__What is required__
Check every line below for the word "สาธารณะต" and copy each one that has it.

[Entries with figure data]
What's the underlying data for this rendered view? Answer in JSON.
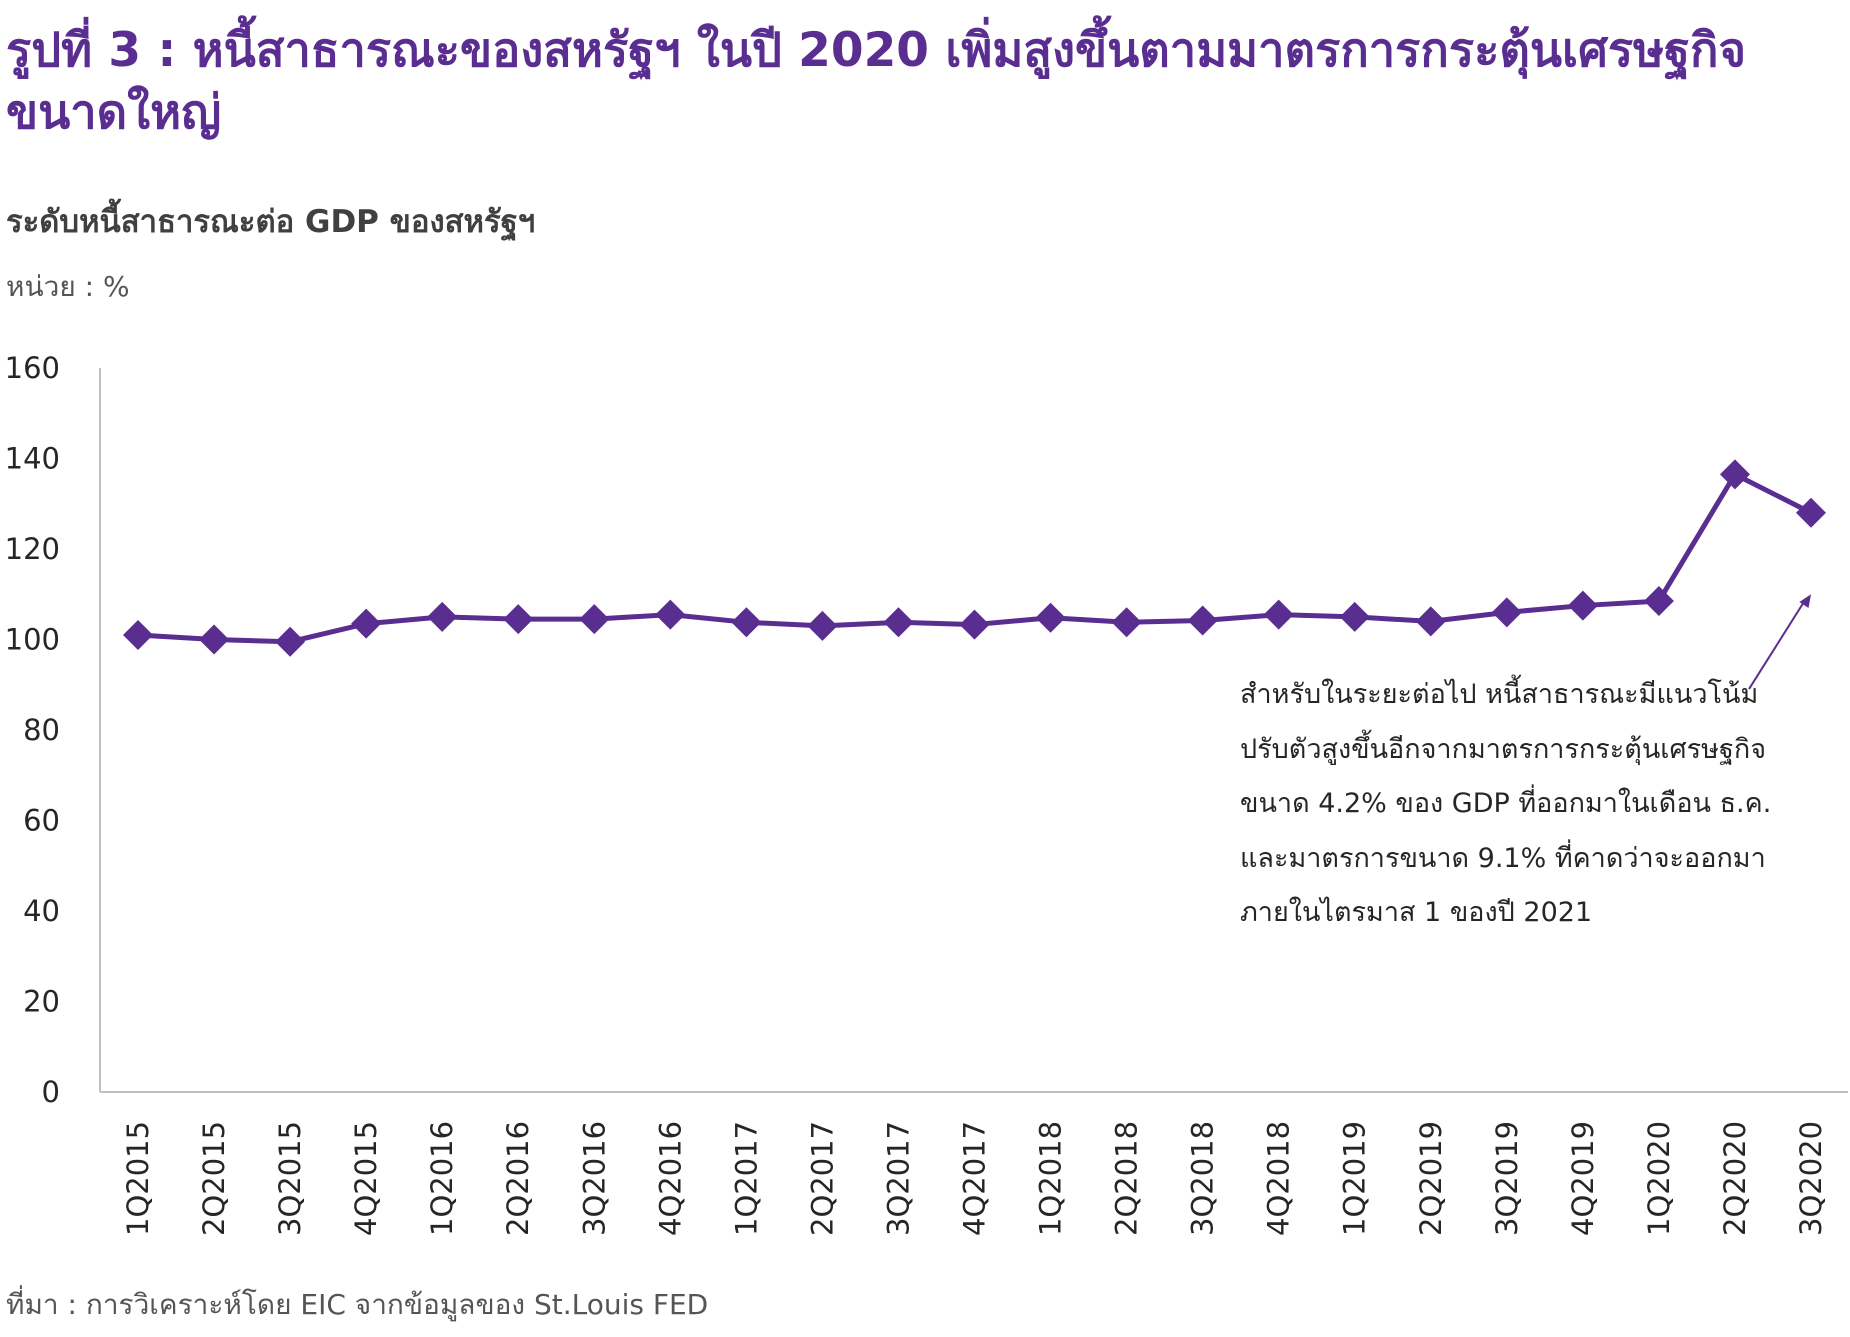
{
  "title": "รูปที่ 3 : หนี้สาธารณะของสหรัฐฯ ในปี 2020 เพิ่มสูงขึ้นตามมาตรการกระตุ้นเศรษฐกิจขนาดใหญ่",
  "subtitle": "ระดับหนี้สาธารณะต่อ GDP ของสหรัฐฯ",
  "unit": "หน่วย : %",
  "source": "ที่มา : การวิเคราะห์โดย EIC จากข้อมูลของ St.Louis FED",
  "annotation": {
    "lines": [
      "สำหรับในระยะต่อไป หนี้สาธารณะมีแนวโน้ม",
      "ปรับตัวสูงขึ้นอีกจากมาตรการกระตุ้นเศรษฐกิจ",
      "ขนาด 4.2% ของ GDP ที่ออกมาในเดือน ธ.ค.",
      "และมาตรการขนาด 9.1% ที่คาดว่าจะออกมา",
      "ภายในไตรมาส 1 ของปี 2021"
    ]
  },
  "colors": {
    "accent": "#5a2d91",
    "axis": "#bfbfbf",
    "text": "#262626"
  },
  "chart_data": {
    "type": "line",
    "title": "ระดับหนี้สาธารณะต่อ GDP ของสหรัฐฯ",
    "xlabel": "",
    "ylabel": "%",
    "ylim": [
      0,
      160
    ],
    "yticks": [
      0,
      20,
      40,
      60,
      80,
      100,
      120,
      140,
      160
    ],
    "grid": false,
    "categories": [
      "1Q2015",
      "2Q2015",
      "3Q2015",
      "4Q2015",
      "1Q2016",
      "2Q2016",
      "3Q2016",
      "4Q2016",
      "1Q2017",
      "2Q2017",
      "3Q2017",
      "4Q2017",
      "1Q2018",
      "2Q2018",
      "3Q2018",
      "4Q2018",
      "1Q2019",
      "2Q2019",
      "3Q2019",
      "4Q2019",
      "1Q2020",
      "2Q2020",
      "3Q2020"
    ],
    "series": [
      {
        "name": "หนี้สาธารณะต่อ GDP",
        "values": [
          101,
          100,
          99.5,
          103.5,
          105,
          104.5,
          104.5,
          105.5,
          103.8,
          103,
          103.8,
          103.3,
          104.8,
          103.8,
          104.2,
          105.5,
          105,
          104,
          106,
          107.5,
          108.5,
          136.5,
          128
        ]
      }
    ],
    "annotation_arrow": {
      "from": {
        "x": "3Q2020",
        "y": 97
      },
      "to": {
        "x": "3Q2020",
        "y": 110
      }
    }
  }
}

__Full response__
  "subtitle": "ระดับหนี้สาธารณะต่อ GDP ของสหรัฐฯ",
    "title": "ระดับหนี้สาธารณะต่อ GDP ของสหรัฐฯ",
        "name": "หนี้สาธารณะต่อ GDP",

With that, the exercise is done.